GOAL ->
Lines holding the string "Bedeutung" are the ones to copy; find them all in the data.
## START RECORDS FOR PROCESSING
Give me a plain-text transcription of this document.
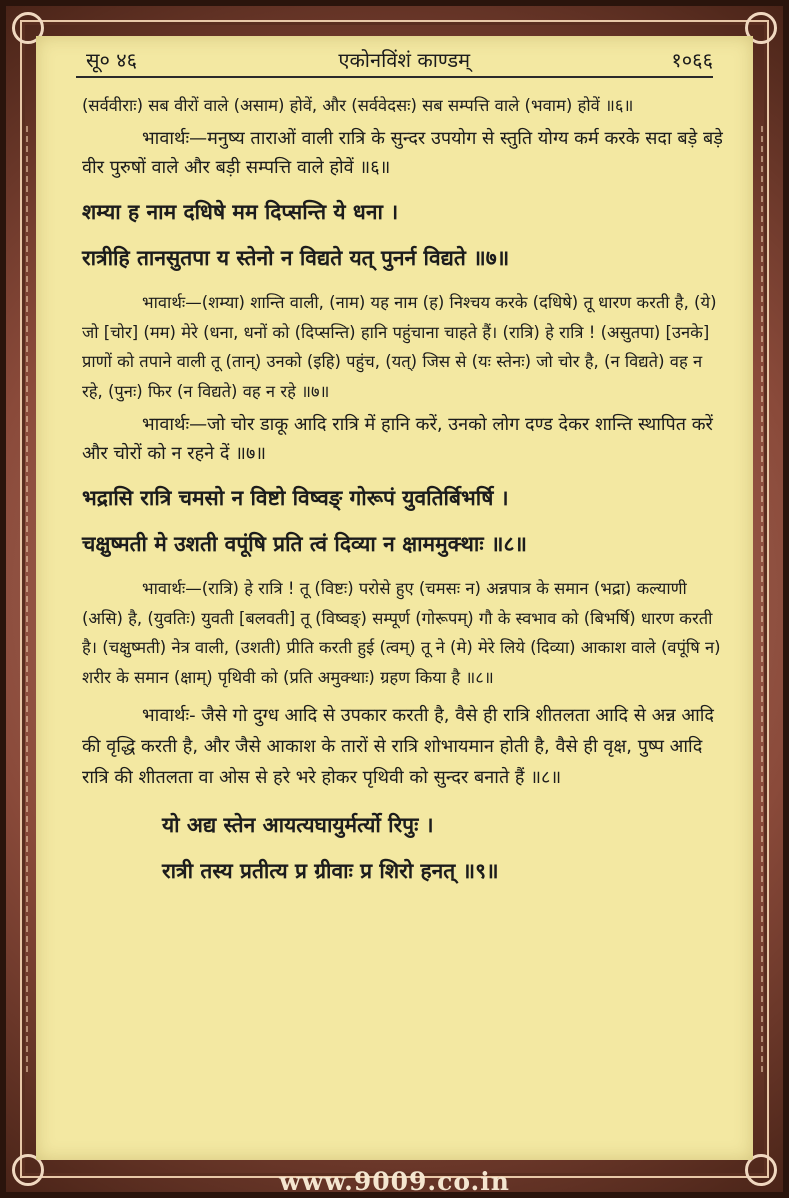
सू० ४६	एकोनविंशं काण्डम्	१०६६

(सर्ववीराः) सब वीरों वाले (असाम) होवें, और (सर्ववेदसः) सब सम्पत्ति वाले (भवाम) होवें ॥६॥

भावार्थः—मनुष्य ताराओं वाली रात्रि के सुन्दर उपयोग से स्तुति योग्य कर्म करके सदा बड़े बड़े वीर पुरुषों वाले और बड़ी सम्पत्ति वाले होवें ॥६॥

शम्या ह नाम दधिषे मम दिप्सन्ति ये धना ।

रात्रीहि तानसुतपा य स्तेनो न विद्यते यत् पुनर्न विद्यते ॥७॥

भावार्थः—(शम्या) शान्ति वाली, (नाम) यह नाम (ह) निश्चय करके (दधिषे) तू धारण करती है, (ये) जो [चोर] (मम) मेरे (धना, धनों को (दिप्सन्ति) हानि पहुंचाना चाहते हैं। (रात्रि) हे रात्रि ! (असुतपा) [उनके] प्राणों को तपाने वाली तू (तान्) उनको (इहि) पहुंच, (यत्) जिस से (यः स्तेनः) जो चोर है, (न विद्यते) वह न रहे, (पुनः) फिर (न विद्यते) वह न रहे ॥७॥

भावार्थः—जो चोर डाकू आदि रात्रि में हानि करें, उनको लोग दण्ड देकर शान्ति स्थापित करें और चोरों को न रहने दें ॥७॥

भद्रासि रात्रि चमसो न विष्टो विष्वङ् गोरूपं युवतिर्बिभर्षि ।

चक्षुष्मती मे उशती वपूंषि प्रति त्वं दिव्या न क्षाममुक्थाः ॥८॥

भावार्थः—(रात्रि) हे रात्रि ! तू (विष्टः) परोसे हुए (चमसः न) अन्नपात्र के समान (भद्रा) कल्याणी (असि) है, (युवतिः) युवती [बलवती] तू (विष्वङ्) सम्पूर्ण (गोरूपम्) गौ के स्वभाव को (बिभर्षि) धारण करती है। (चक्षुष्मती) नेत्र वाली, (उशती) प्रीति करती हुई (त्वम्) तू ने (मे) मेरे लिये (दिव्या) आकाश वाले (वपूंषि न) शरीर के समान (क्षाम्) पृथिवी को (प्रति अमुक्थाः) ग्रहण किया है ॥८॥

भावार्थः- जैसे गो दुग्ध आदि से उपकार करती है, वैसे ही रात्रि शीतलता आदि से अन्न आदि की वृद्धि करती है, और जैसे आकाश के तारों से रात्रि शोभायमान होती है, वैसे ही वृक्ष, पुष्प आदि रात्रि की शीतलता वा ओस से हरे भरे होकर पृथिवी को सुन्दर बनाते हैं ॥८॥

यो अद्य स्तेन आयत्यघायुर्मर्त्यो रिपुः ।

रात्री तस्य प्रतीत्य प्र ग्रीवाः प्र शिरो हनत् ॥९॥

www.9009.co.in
## END RECORDS FOR PROCESSING
## START RECORDS FOR PROCESSING
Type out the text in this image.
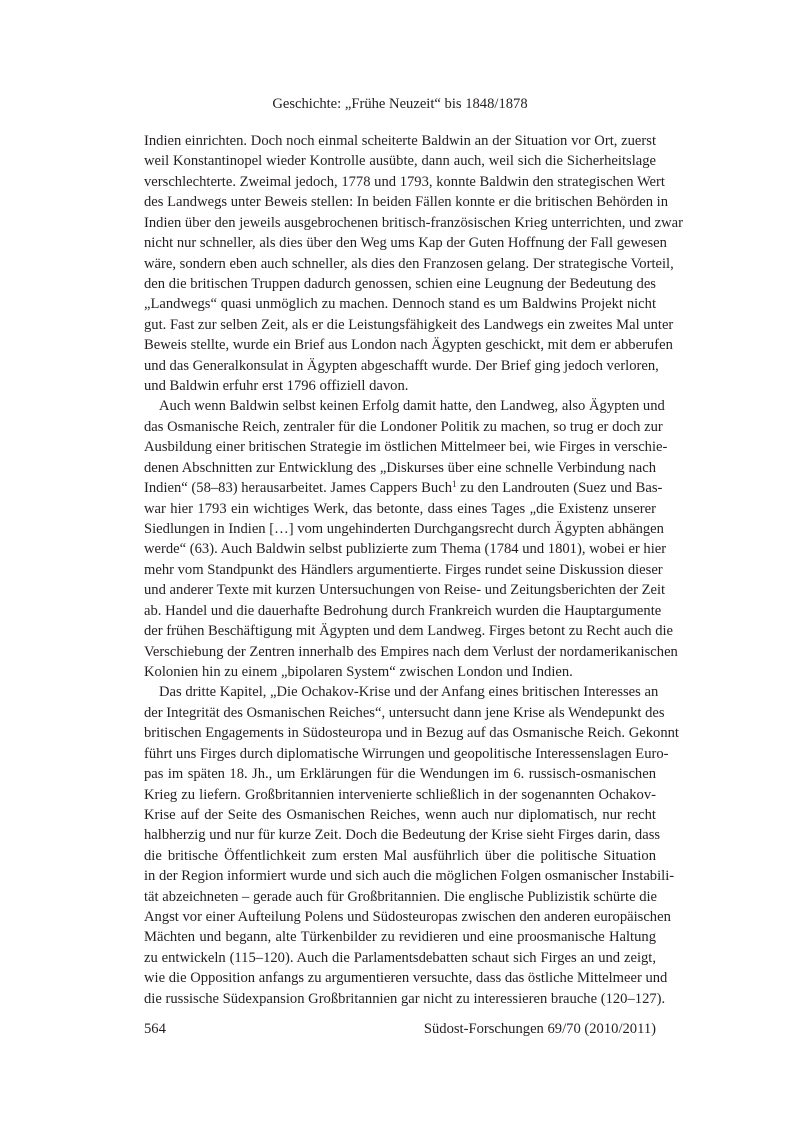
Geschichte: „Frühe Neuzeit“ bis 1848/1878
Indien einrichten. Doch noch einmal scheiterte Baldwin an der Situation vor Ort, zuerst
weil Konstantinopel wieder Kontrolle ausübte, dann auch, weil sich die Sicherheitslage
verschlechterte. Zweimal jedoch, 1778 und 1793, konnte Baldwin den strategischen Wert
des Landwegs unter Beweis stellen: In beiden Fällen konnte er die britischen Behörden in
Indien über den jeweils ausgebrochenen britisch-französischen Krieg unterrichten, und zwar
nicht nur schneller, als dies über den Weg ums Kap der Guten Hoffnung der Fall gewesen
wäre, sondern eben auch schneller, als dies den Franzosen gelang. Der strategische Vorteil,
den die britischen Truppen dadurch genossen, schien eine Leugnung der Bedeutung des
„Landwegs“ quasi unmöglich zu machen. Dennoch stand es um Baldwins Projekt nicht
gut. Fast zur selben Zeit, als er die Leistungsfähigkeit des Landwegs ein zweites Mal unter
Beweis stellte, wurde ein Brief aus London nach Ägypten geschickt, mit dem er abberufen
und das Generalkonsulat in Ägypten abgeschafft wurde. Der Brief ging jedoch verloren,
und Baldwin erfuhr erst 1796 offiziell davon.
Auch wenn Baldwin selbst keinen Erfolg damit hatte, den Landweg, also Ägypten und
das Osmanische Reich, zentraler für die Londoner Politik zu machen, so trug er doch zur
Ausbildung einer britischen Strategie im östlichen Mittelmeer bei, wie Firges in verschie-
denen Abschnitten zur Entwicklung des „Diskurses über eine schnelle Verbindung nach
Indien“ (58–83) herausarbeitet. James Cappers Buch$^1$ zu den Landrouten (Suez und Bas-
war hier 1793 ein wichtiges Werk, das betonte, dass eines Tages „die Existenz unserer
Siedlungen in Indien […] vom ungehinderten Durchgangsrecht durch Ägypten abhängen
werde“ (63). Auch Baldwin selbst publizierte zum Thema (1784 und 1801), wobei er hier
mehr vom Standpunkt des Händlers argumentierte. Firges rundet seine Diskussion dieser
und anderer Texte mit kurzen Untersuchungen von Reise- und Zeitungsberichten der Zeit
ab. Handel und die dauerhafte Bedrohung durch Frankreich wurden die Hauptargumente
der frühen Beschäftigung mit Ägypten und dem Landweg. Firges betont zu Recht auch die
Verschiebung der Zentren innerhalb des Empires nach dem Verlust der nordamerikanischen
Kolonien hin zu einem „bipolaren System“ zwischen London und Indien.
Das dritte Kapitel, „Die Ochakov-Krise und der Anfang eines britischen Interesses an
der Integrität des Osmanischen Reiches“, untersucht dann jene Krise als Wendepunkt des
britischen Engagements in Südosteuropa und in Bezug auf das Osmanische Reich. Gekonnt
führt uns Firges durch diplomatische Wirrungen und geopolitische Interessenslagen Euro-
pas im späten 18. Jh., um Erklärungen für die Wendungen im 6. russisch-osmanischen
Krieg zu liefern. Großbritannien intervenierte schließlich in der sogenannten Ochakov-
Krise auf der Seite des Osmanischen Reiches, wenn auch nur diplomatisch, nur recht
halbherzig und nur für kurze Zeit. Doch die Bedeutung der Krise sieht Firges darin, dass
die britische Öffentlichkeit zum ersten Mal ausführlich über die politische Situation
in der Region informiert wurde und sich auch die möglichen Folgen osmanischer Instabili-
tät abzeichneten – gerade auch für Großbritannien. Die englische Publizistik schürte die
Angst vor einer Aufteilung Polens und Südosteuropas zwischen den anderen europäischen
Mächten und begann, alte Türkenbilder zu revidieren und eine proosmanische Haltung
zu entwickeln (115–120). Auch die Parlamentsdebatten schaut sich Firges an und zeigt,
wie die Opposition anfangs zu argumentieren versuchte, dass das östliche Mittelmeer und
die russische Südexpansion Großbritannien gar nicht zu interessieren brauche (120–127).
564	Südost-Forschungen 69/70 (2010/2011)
## END RECORDS FOR PROCESSING
WRITTEN SOLUTION ->
den die britischen Truppen dadurch genossen, schien eine Leugnung der Bedeutung des
halbherzig und nur für kurze Zeit. Doch die Bedeutung der Krise sieht Firges darin, dass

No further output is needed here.